_WHAT TO DO_. Find every line with the word "COEFF". Copy those lines.

_PROVIDED RECORDS_.
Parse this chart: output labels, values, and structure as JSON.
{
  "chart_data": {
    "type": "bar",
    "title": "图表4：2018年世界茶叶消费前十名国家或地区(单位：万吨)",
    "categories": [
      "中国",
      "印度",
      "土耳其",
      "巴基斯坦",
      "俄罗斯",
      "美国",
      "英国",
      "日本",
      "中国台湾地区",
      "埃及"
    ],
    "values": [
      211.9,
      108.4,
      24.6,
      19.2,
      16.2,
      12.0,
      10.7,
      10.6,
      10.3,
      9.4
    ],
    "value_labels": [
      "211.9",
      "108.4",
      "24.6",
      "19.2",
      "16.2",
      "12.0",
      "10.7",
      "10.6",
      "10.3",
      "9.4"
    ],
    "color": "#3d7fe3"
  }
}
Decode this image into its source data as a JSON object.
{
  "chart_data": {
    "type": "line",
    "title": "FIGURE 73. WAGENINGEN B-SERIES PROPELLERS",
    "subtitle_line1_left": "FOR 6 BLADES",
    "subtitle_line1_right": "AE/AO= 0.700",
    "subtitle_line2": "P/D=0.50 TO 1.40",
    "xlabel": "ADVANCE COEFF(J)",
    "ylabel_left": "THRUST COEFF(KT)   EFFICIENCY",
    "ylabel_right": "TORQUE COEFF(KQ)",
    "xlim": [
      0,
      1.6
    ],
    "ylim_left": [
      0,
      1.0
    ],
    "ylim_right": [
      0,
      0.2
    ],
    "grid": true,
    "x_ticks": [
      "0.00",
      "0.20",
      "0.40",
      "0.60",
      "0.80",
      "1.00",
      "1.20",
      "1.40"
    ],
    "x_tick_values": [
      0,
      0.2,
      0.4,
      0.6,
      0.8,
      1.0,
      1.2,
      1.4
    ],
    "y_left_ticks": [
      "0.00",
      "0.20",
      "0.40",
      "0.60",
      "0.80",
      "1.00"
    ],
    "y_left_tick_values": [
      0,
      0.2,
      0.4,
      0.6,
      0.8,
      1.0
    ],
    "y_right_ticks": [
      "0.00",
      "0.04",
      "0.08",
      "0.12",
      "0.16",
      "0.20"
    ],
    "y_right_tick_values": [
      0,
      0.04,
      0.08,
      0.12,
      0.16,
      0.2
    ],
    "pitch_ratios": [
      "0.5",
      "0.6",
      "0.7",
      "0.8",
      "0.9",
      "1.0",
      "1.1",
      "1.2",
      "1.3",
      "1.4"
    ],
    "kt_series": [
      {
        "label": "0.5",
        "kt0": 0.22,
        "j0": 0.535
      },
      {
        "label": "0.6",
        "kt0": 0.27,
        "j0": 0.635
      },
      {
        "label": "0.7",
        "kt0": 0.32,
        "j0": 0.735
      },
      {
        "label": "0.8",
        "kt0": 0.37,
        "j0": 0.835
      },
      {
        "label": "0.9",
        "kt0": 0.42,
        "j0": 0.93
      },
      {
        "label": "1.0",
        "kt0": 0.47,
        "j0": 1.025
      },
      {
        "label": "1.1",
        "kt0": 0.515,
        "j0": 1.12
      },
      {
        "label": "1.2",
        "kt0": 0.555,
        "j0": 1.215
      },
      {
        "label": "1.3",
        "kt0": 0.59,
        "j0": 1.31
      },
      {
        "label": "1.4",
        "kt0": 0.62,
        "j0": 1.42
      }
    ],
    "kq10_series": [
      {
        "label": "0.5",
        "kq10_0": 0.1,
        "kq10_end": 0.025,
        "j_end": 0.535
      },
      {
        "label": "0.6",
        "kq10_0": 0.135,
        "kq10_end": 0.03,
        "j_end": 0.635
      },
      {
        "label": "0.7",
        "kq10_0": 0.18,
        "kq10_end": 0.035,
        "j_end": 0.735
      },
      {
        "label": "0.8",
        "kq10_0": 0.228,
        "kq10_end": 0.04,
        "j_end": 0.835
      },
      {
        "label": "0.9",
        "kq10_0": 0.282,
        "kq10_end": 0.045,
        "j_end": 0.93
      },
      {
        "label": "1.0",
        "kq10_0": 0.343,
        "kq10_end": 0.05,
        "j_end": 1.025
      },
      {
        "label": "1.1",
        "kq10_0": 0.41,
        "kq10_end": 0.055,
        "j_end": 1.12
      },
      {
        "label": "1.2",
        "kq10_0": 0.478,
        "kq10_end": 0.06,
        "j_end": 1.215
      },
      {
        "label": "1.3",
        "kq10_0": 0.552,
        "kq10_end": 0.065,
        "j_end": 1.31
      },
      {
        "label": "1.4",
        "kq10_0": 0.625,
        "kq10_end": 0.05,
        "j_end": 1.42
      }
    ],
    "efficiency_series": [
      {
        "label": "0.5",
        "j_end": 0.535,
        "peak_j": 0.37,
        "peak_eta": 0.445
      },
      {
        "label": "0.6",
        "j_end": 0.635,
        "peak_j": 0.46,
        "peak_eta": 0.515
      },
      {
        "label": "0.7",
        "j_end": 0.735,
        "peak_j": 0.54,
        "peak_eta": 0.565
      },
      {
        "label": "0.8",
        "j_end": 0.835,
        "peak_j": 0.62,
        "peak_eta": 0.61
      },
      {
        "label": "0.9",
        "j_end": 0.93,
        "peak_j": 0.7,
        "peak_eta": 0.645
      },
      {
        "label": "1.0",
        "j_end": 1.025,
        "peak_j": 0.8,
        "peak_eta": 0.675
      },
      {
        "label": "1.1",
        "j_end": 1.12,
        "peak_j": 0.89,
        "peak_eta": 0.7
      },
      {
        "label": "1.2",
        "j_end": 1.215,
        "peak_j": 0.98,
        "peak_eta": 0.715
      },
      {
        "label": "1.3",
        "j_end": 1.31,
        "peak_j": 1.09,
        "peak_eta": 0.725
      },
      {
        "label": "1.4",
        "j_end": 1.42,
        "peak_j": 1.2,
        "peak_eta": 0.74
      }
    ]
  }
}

_RESPONSE_.
    "xlabel": "ADVANCE COEFF(J)",
    "ylabel_left": "THRUST COEFF(KT)   EFFICIENCY",
    "ylabel_right": "TORQUE COEFF(KQ)",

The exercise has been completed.